_What the task requires:_ Your task is to repeat the entries word for word while leaving out the pictures.

_Records shown:_
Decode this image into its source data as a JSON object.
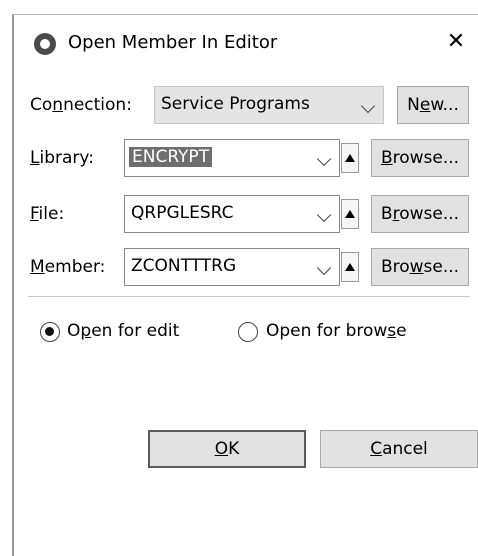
{
  "dialog": {
    "title": "Open Member In Editor",
    "close_glyph": "✕"
  },
  "connection": {
    "label_pre": "Co",
    "label_mn": "n",
    "label_post": "nection:",
    "value": "Service Programs",
    "new_pre": "N",
    "new_mn": "e",
    "new_post": "w..."
  },
  "library": {
    "label_pre": "",
    "label_mn": "L",
    "label_post": "ibrary:",
    "value": "ENCRYPT",
    "browse_pre": "",
    "browse_mn": "B",
    "browse_post": "rowse..."
  },
  "file": {
    "label_pre": "",
    "label_mn": "F",
    "label_post": "ile:",
    "value": "QRPGLESRC",
    "browse_pre": "B",
    "browse_mn": "r",
    "browse_post": "owse..."
  },
  "member": {
    "label_pre": "",
    "label_mn": "M",
    "label_post": "ember:",
    "value": "ZCONTTTRG",
    "browse_pre": "Bro",
    "browse_mn": "w",
    "browse_post": "se..."
  },
  "mode": {
    "edit_pre": "O",
    "edit_mn": "p",
    "edit_post": "en for edit",
    "browse_pre": "Open for brow",
    "browse_mn": "s",
    "browse_post": "e",
    "selected": "edit"
  },
  "buttons": {
    "ok_pre": "",
    "ok_mn": "O",
    "ok_post": "K",
    "cancel_pre": "",
    "cancel_mn": "C",
    "cancel_post": "ancel"
  }
}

_Expected output:_
Decode this image into its source data as a JSON object.
{
  "dialog": {
    "title": "Open Member In Editor",
    "close_glyph": "✕"
  },
  "connection": {
    "label_pre": "Co",
    "label_mn": "n",
    "label_post": "nection:",
    "value": "Service Programs",
    "new_pre": "N",
    "new_mn": "e",
    "new_post": "w..."
  },
  "library": {
    "label_pre": "",
    "label_mn": "L",
    "label_post": "ibrary:",
    "value": "ENCRYPT",
    "browse_pre": "",
    "browse_mn": "B",
    "browse_post": "rowse..."
  },
  "file": {
    "label_pre": "",
    "label_mn": "F",
    "label_post": "ile:",
    "value": "QRPGLESRC",
    "browse_pre": "B",
    "browse_mn": "r",
    "browse_post": "owse..."
  },
  "member": {
    "label_pre": "",
    "label_mn": "M",
    "label_post": "ember:",
    "value": "ZCONTTTRG",
    "browse_pre": "Bro",
    "browse_mn": "w",
    "browse_post": "se..."
  },
  "mode": {
    "edit_pre": "O",
    "edit_mn": "p",
    "edit_post": "en for edit",
    "browse_pre": "Open for brow",
    "browse_mn": "s",
    "browse_post": "e",
    "selected": "edit"
  },
  "buttons": {
    "ok_pre": "",
    "ok_mn": "O",
    "ok_post": "K",
    "cancel_pre": "",
    "cancel_mn": "C",
    "cancel_post": "ancel"
  }
}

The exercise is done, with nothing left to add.